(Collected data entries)
──────────

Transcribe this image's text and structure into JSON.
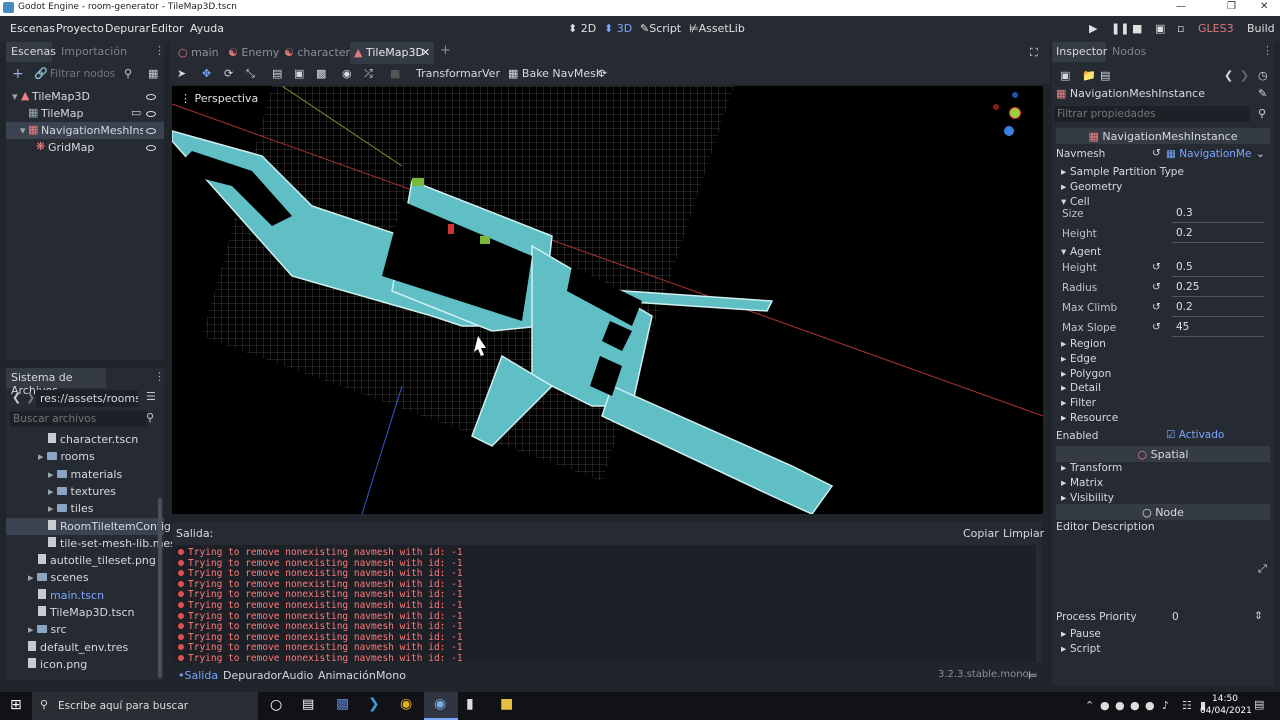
{
  "titlebar": {
    "title": "Godot Engine - room-generator - TileMap3D.tscn"
  },
  "menu": [
    "Escenas",
    "Proyecto",
    "Depurar",
    "Editor",
    "Ayuda"
  ],
  "workspaces": [
    {
      "label": "2D"
    },
    {
      "label": "3D"
    },
    {
      "label": "Script"
    },
    {
      "label": "AssetLib"
    }
  ],
  "build_label": "Build",
  "renderer_label": "GLES3",
  "scene_panel": {
    "tab_scene": "Escenas",
    "tab_import": "Importación",
    "filter_placeholder": "Filtrar nodos",
    "nodes": [
      {
        "label": "TileMap3D",
        "depth": 0
      },
      {
        "label": "TileMap",
        "depth": 1
      },
      {
        "label": "NavigationMeshInstan",
        "depth": 1
      },
      {
        "label": "GridMap",
        "depth": 2
      }
    ]
  },
  "fs_panel": {
    "title": "Sistema de Archivos",
    "path": "res://assets/rooms/Ro",
    "search_placeholder": "Buscar archivos",
    "items": [
      {
        "label": "character.tscn",
        "type": "file",
        "depth": 2
      },
      {
        "label": "rooms",
        "type": "folder",
        "depth": 1
      },
      {
        "label": "materials",
        "type": "folder",
        "depth": 2
      },
      {
        "label": "textures",
        "type": "folder",
        "depth": 2
      },
      {
        "label": "tiles",
        "type": "folder",
        "depth": 2
      },
      {
        "label": "RoomTileItemConfig.",
        "type": "file",
        "depth": 2
      },
      {
        "label": "tile-set-mesh-lib.mes",
        "type": "file",
        "depth": 2
      },
      {
        "label": "autotile_tileset.png",
        "type": "file",
        "depth": 1
      },
      {
        "label": "scenes",
        "type": "folder",
        "depth": 0
      },
      {
        "label": "main.tscn",
        "type": "file",
        "depth": 1
      },
      {
        "label": "TileMap3D.tscn",
        "type": "file",
        "depth": 1
      },
      {
        "label": "src",
        "type": "folder",
        "depth": 0
      },
      {
        "label": "default_env.tres",
        "type": "file",
        "depth": 0
      },
      {
        "label": "icon.png",
        "type": "file",
        "depth": 0
      }
    ]
  },
  "editor_tabs": [
    "main",
    "Enemy",
    "character",
    "TileMap3D"
  ],
  "toolbar3d": {
    "transform": "Transformar",
    "view": "Ver",
    "bake": "Bake NavMesh"
  },
  "viewport": {
    "label": "Perspectiva"
  },
  "output": {
    "title": "Salida:",
    "copy": "Copiar",
    "clear": "Limpiar",
    "lines": [
      "Trying to remove nonexisting navmesh with id: -1",
      "Trying to remove nonexisting navmesh with id: -1",
      "Trying to remove nonexisting navmesh with id: -1",
      "Trying to remove nonexisting navmesh with id: -1",
      "Trying to remove nonexisting navmesh with id: -1",
      "Trying to remove nonexisting navmesh with id: -1",
      "Trying to remove nonexisting navmesh with id: -1",
      "Trying to remove nonexisting navmesh with id: -1",
      "Trying to remove nonexisting navmesh with id: -1",
      "Trying to remove nonexisting navmesh with id: -1",
      "Trying to remove nonexisting navmesh with id: -1"
    ]
  },
  "bottom_tabs": [
    "Salida",
    "Depurador",
    "Audio",
    "Animación",
    "Mono"
  ],
  "version": "3.2.3.stable.mono",
  "inspector": {
    "tab_inspector": "Inspector",
    "tab_nodes": "Nodos",
    "node_name": "NavigationMeshInstance",
    "filter_placeholder": "Filtrar propiedades",
    "class_header": "NavigationMeshInstance",
    "navmesh_label": "Navmesh",
    "navmesh_value": "NavigationMe",
    "sections": [
      "Sample Partition Type",
      "Geometry",
      "Cell"
    ],
    "cell": [
      {
        "label": "Size",
        "value": "0.3"
      },
      {
        "label": "Height",
        "value": "0.2"
      }
    ],
    "agent_label": "Agent",
    "agent": [
      {
        "label": "Height",
        "value": "0.5"
      },
      {
        "label": "Radius",
        "value": "0.25"
      },
      {
        "label": "Max Climb",
        "value": "0.2"
      },
      {
        "label": "Max Slope",
        "value": "45"
      }
    ],
    "more_sections": [
      "Region",
      "Edge",
      "Polygon",
      "Detail",
      "Filter",
      "Resource"
    ],
    "enabled_label": "Enabled",
    "enabled_value": "Activado",
    "spatial_header": "Spatial",
    "spatial_sections": [
      "Transform",
      "Matrix",
      "Visibility"
    ],
    "node_header": "Node",
    "editor_description": "Editor Description",
    "process_priority_label": "Process Priority",
    "process_priority_value": "0",
    "node_sections": [
      "Pause",
      "Script"
    ]
  },
  "taskbar": {
    "search_placeholder": "Escribe aquí para buscar",
    "time": "14:50",
    "date": "04/04/2021"
  },
  "colors": {
    "accent": "#7aa6ff",
    "mesh": "#5fbfc4",
    "error": "#ff7a7a"
  }
}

──────────

Transcribe the listing in full and omit the pictures.

Transcribe this image's text and structure into JSON.
{
  "titlebar": {
    "title": "Godot Engine - room-generator - TileMap3D.tscn"
  },
  "menu": [
    "Escenas",
    "Proyecto",
    "Depurar",
    "Editor",
    "Ayuda"
  ],
  "workspaces": [
    {
      "label": "2D"
    },
    {
      "label": "3D"
    },
    {
      "label": "Script"
    },
    {
      "label": "AssetLib"
    }
  ],
  "build_label": "Build",
  "renderer_label": "GLES3",
  "scene_panel": {
    "tab_scene": "Escenas",
    "tab_import": "Importación",
    "filter_placeholder": "Filtrar nodos",
    "nodes": [
      {
        "label": "TileMap3D",
        "depth": 0
      },
      {
        "label": "TileMap",
        "depth": 1
      },
      {
        "label": "NavigationMeshInstan",
        "depth": 1
      },
      {
        "label": "GridMap",
        "depth": 2
      }
    ]
  },
  "fs_panel": {
    "title": "Sistema de Archivos",
    "path": "res://assets/rooms/Ro",
    "search_placeholder": "Buscar archivos",
    "items": [
      {
        "label": "character.tscn",
        "type": "file",
        "depth": 2
      },
      {
        "label": "rooms",
        "type": "folder",
        "depth": 1
      },
      {
        "label": "materials",
        "type": "folder",
        "depth": 2
      },
      {
        "label": "textures",
        "type": "folder",
        "depth": 2
      },
      {
        "label": "tiles",
        "type": "folder",
        "depth": 2
      },
      {
        "label": "RoomTileItemConfig.",
        "type": "file",
        "depth": 2
      },
      {
        "label": "tile-set-mesh-lib.mes",
        "type": "file",
        "depth": 2
      },
      {
        "label": "autotile_tileset.png",
        "type": "file",
        "depth": 1
      },
      {
        "label": "scenes",
        "type": "folder",
        "depth": 0
      },
      {
        "label": "main.tscn",
        "type": "file",
        "depth": 1
      },
      {
        "label": "TileMap3D.tscn",
        "type": "file",
        "depth": 1
      },
      {
        "label": "src",
        "type": "folder",
        "depth": 0
      },
      {
        "label": "default_env.tres",
        "type": "file",
        "depth": 0
      },
      {
        "label": "icon.png",
        "type": "file",
        "depth": 0
      }
    ]
  },
  "editor_tabs": [
    "main",
    "Enemy",
    "character",
    "TileMap3D"
  ],
  "toolbar3d": {
    "transform": "Transformar",
    "view": "Ver",
    "bake": "Bake NavMesh"
  },
  "viewport": {
    "label": "Perspectiva"
  },
  "output": {
    "title": "Salida:",
    "copy": "Copiar",
    "clear": "Limpiar",
    "lines": [
      "Trying to remove nonexisting navmesh with id: -1",
      "Trying to remove nonexisting navmesh with id: -1",
      "Trying to remove nonexisting navmesh with id: -1",
      "Trying to remove nonexisting navmesh with id: -1",
      "Trying to remove nonexisting navmesh with id: -1",
      "Trying to remove nonexisting navmesh with id: -1",
      "Trying to remove nonexisting navmesh with id: -1",
      "Trying to remove nonexisting navmesh with id: -1",
      "Trying to remove nonexisting navmesh with id: -1",
      "Trying to remove nonexisting navmesh with id: -1",
      "Trying to remove nonexisting navmesh with id: -1"
    ]
  },
  "bottom_tabs": [
    "Salida",
    "Depurador",
    "Audio",
    "Animación",
    "Mono"
  ],
  "version": "3.2.3.stable.mono",
  "inspector": {
    "tab_inspector": "Inspector",
    "tab_nodes": "Nodos",
    "node_name": "NavigationMeshInstance",
    "filter_placeholder": "Filtrar propiedades",
    "class_header": "NavigationMeshInstance",
    "navmesh_label": "Navmesh",
    "navmesh_value": "NavigationMe",
    "sections": [
      "Sample Partition Type",
      "Geometry",
      "Cell"
    ],
    "cell": [
      {
        "label": "Size",
        "value": "0.3"
      },
      {
        "label": "Height",
        "value": "0.2"
      }
    ],
    "agent_label": "Agent",
    "agent": [
      {
        "label": "Height",
        "value": "0.5"
      },
      {
        "label": "Radius",
        "value": "0.25"
      },
      {
        "label": "Max Climb",
        "value": "0.2"
      },
      {
        "label": "Max Slope",
        "value": "45"
      }
    ],
    "more_sections": [
      "Region",
      "Edge",
      "Polygon",
      "Detail",
      "Filter",
      "Resource"
    ],
    "enabled_label": "Enabled",
    "enabled_value": "Activado",
    "spatial_header": "Spatial",
    "spatial_sections": [
      "Transform",
      "Matrix",
      "Visibility"
    ],
    "node_header": "Node",
    "editor_description": "Editor Description",
    "process_priority_label": "Process Priority",
    "process_priority_value": "0",
    "node_sections": [
      "Pause",
      "Script"
    ]
  },
  "taskbar": {
    "search_placeholder": "Escribe aquí para buscar",
    "time": "14:50",
    "date": "04/04/2021"
  },
  "colors": {
    "accent": "#7aa6ff",
    "mesh": "#5fbfc4",
    "error": "#ff7a7a"
  }
}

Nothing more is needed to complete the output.